Write down each entry again, exactly as it reads.

* * * * * * *

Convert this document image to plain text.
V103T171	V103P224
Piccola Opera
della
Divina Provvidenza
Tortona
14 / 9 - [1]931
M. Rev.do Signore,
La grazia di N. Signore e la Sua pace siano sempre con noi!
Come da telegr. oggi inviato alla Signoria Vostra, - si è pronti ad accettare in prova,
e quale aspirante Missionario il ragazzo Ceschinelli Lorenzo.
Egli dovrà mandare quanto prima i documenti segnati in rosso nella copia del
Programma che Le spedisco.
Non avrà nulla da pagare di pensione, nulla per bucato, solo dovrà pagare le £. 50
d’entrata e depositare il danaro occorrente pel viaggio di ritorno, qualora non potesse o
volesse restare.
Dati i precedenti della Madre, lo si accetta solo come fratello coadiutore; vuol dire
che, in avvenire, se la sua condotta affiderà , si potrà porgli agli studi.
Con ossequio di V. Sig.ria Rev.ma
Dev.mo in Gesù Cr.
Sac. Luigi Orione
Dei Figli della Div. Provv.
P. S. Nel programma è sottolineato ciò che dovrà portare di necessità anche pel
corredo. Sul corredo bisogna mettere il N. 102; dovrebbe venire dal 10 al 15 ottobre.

* * * * * * *

**THE SOLUTION:**
Convert this document image to plain text.
V103T171	V103P224
Piccola Opera
della
Divina Provvidenza
Tortona
14 / 9 - [1]931
M. Rev.do Signore,
La grazia di N. Signore e la Sua pace siano sempre con noi!
Come da telegr. oggi inviato alla Signoria Vostra, - si è pronti ad accettare in prova,
e quale aspirante Missionario il ragazzo Ceschinelli Lorenzo.
Egli dovrà mandare quanto prima i documenti segnati in rosso nella copia del
Programma che Le spedisco.
Non avrà nulla da pagare di pensione, nulla per bucato, solo dovrà pagare le £. 50
d’entrata e depositare il danaro occorrente pel viaggio di ritorno, qualora non potesse o
volesse restare.
Dati i precedenti della Madre, lo si accetta solo come fratello coadiutore; vuol dire
che, in avvenire, se la sua condotta affiderà , si potrà porgli agli studi.
Con ossequio di V. Sig.ria Rev.ma
Dev.mo in Gesù Cr.
Sac. Luigi Orione
Dei Figli della Div. Provv.
P. S. Nel programma è sottolineato ciò che dovrà portare di necessità anche pel
corredo. Sul corredo bisogna mettere il N. 102; dovrebbe venire dal 10 al 15 ottobre.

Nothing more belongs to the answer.